## INSTRUCTION:
Reproduce all of the data word for word.

**********

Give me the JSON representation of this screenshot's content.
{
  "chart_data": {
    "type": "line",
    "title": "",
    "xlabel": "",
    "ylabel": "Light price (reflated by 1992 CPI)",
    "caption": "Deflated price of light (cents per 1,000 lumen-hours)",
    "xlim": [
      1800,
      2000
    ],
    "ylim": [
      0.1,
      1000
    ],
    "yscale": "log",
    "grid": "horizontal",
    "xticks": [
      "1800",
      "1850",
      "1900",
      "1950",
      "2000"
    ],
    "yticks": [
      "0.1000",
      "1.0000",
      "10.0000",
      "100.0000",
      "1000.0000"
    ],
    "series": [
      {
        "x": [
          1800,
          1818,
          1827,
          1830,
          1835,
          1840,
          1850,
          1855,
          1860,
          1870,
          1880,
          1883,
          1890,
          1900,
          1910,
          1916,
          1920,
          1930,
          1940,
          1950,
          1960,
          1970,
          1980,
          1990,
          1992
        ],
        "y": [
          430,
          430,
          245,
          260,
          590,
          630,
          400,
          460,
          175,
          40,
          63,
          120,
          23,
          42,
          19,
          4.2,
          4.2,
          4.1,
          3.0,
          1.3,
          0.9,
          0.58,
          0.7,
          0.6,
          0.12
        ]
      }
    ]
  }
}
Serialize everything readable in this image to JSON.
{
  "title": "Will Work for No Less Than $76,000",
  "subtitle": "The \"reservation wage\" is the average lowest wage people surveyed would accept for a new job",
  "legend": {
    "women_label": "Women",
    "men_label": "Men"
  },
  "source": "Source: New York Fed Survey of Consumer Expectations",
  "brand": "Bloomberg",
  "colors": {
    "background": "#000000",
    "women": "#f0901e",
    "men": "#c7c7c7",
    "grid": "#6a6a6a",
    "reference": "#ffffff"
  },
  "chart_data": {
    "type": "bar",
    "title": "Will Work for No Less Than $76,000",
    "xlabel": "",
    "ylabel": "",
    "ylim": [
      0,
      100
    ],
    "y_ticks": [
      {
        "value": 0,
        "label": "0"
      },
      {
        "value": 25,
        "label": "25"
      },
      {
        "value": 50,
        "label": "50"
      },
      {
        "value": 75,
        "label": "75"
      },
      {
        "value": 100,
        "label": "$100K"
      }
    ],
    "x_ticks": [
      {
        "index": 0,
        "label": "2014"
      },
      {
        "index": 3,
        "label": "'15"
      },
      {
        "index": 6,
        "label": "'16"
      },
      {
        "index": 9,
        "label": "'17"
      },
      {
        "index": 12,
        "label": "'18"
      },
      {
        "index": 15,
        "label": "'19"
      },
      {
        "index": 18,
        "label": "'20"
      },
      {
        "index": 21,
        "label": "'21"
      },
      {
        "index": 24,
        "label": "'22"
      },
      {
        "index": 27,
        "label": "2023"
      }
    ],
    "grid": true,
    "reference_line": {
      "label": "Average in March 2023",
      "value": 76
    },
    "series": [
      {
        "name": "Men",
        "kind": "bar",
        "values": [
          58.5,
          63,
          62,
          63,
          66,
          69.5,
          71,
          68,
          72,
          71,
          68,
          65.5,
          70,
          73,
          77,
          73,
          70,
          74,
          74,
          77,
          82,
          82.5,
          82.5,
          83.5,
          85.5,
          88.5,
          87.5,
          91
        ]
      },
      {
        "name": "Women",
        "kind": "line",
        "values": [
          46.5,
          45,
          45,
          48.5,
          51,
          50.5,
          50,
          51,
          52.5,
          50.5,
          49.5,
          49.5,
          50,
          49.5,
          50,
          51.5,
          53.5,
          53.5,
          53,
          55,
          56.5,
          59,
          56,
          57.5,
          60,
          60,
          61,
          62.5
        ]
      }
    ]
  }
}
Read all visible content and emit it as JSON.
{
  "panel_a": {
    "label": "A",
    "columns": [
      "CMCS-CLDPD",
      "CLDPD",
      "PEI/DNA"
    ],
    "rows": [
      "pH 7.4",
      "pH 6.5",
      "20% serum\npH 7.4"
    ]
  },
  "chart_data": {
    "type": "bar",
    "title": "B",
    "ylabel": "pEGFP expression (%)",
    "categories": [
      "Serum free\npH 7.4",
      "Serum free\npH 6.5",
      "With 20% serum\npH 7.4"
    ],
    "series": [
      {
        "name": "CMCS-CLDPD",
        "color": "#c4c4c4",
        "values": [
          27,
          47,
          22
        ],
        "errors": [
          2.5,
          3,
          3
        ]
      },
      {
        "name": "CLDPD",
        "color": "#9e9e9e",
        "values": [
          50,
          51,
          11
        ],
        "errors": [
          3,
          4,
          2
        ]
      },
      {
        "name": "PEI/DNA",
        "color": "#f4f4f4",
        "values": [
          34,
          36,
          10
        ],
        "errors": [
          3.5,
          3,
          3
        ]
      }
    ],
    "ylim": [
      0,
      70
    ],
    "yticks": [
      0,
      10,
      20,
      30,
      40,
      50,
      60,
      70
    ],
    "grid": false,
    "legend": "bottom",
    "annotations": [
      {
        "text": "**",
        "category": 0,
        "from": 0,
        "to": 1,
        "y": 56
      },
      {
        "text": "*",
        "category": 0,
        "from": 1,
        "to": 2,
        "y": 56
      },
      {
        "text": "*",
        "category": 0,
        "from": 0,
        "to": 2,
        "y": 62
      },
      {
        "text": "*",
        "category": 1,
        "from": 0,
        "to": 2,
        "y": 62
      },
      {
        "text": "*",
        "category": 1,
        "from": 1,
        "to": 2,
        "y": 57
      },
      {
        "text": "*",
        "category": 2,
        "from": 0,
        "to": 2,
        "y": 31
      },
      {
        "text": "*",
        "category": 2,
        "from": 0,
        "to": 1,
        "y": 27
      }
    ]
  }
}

**********

## ANSWER TO THIS EXERCISE:
Give me the JSON representation of this screenshot's content.
{
  "chart_data": {
    "type": "line",
    "title": "",
    "xlabel": "",
    "ylabel": "Light price (reflated by 1992 CPI)",
    "caption": "Deflated price of light (cents per 1,000 lumen-hours)",
    "xlim": [
      1800,
      2000
    ],
    "ylim": [
      0.1,
      1000
    ],
    "yscale": "log",
    "grid": "horizontal",
    "xticks": [
      "1800",
      "1850",
      "1900",
      "1950",
      "2000"
    ],
    "yticks": [
      "0.1000",
      "1.0000",
      "10.0000",
      "100.0000",
      "1000.0000"
    ],
    "series": [
      {
        "x": [
          1800,
          1818,
          1827,
          1830,
          1835,
          1840,
          1850,
          1855,
          1860,
          1870,
          1880,
          1883,
          1890,
          1900,
          1910,
          1916,
          1920,
          1930,
          1940,
          1950,
          1960,
          1970,
          1980,
          1990,
          1992
        ],
        "y": [
          430,
          430,
          245,
          260,
          590,
          630,
          400,
          460,
          175,
          40,
          63,
          120,
          23,
          42,
          19,
          4.2,
          4.2,
          4.1,
          3.0,
          1.3,
          0.9,
          0.58,
          0.7,
          0.6,
          0.12
        ]
      }
    ]
  }
}
Serialize everything readable in this image to JSON.
{
  "title": "Will Work for No Less Than $76,000",
  "subtitle": "The \"reservation wage\" is the average lowest wage people surveyed would accept for a new job",
  "legend": {
    "women_label": "Women",
    "men_label": "Men"
  },
  "source": "Source: New York Fed Survey of Consumer Expectations",
  "brand": "Bloomberg",
  "colors": {
    "background": "#000000",
    "women": "#f0901e",
    "men": "#c7c7c7",
    "grid": "#6a6a6a",
    "reference": "#ffffff"
  },
  "chart_data": {
    "type": "bar",
    "title": "Will Work for No Less Than $76,000",
    "xlabel": "",
    "ylabel": "",
    "ylim": [
      0,
      100
    ],
    "y_ticks": [
      {
        "value": 0,
        "label": "0"
      },
      {
        "value": 25,
        "label": "25"
      },
      {
        "value": 50,
        "label": "50"
      },
      {
        "value": 75,
        "label": "75"
      },
      {
        "value": 100,
        "label": "$100K"
      }
    ],
    "x_ticks": [
      {
        "index": 0,
        "label": "2014"
      },
      {
        "index": 3,
        "label": "'15"
      },
      {
        "index": 6,
        "label": "'16"
      },
      {
        "index": 9,
        "label": "'17"
      },
      {
        "index": 12,
        "label": "'18"
      },
      {
        "index": 15,
        "label": "'19"
      },
      {
        "index": 18,
        "label": "'20"
      },
      {
        "index": 21,
        "label": "'21"
      },
      {
        "index": 24,
        "label": "'22"
      },
      {
        "index": 27,
        "label": "2023"
      }
    ],
    "grid": true,
    "reference_line": {
      "label": "Average in March 2023",
      "value": 76
    },
    "series": [
      {
        "name": "Men",
        "kind": "bar",
        "values": [
          58.5,
          63,
          62,
          63,
          66,
          69.5,
          71,
          68,
          72,
          71,
          68,
          65.5,
          70,
          73,
          77,
          73,
          70,
          74,
          74,
          77,
          82,
          82.5,
          82.5,
          83.5,
          85.5,
          88.5,
          87.5,
          91
        ]
      },
      {
        "name": "Women",
        "kind": "line",
        "values": [
          46.5,
          45,
          45,
          48.5,
          51,
          50.5,
          50,
          51,
          52.5,
          50.5,
          49.5,
          49.5,
          50,
          49.5,
          50,
          51.5,
          53.5,
          53.5,
          53,
          55,
          56.5,
          59,
          56,
          57.5,
          60,
          60,
          61,
          62.5
        ]
      }
    ]
  }
}
Read all visible content and emit it as JSON.
{
  "panel_a": {
    "label": "A",
    "columns": [
      "CMCS-CLDPD",
      "CLDPD",
      "PEI/DNA"
    ],
    "rows": [
      "pH 7.4",
      "pH 6.5",
      "20% serum\npH 7.4"
    ]
  },
  "chart_data": {
    "type": "bar",
    "title": "B",
    "ylabel": "pEGFP expression (%)",
    "categories": [
      "Serum free\npH 7.4",
      "Serum free\npH 6.5",
      "With 20% serum\npH 7.4"
    ],
    "series": [
      {
        "name": "CMCS-CLDPD",
        "color": "#c4c4c4",
        "values": [
          27,
          47,
          22
        ],
        "errors": [
          2.5,
          3,
          3
        ]
      },
      {
        "name": "CLDPD",
        "color": "#9e9e9e",
        "values": [
          50,
          51,
          11
        ],
        "errors": [
          3,
          4,
          2
        ]
      },
      {
        "name": "PEI/DNA",
        "color": "#f4f4f4",
        "values": [
          34,
          36,
          10
        ],
        "errors": [
          3.5,
          3,
          3
        ]
      }
    ],
    "ylim": [
      0,
      70
    ],
    "yticks": [
      0,
      10,
      20,
      30,
      40,
      50,
      60,
      70
    ],
    "grid": false,
    "legend": "bottom",
    "annotations": [
      {
        "text": "**",
        "category": 0,
        "from": 0,
        "to": 1,
        "y": 56
      },
      {
        "text": "*",
        "category": 0,
        "from": 1,
        "to": 2,
        "y": 56
      },
      {
        "text": "*",
        "category": 0,
        "from": 0,
        "to": 2,
        "y": 62
      },
      {
        "text": "*",
        "category": 1,
        "from": 0,
        "to": 2,
        "y": 62
      },
      {
        "text": "*",
        "category": 1,
        "from": 1,
        "to": 2,
        "y": 57
      },
      {
        "text": "*",
        "category": 2,
        "from": 0,
        "to": 2,
        "y": 31
      },
      {
        "text": "*",
        "category": 2,
        "from": 0,
        "to": 1,
        "y": 27
      }
    ]
  }
}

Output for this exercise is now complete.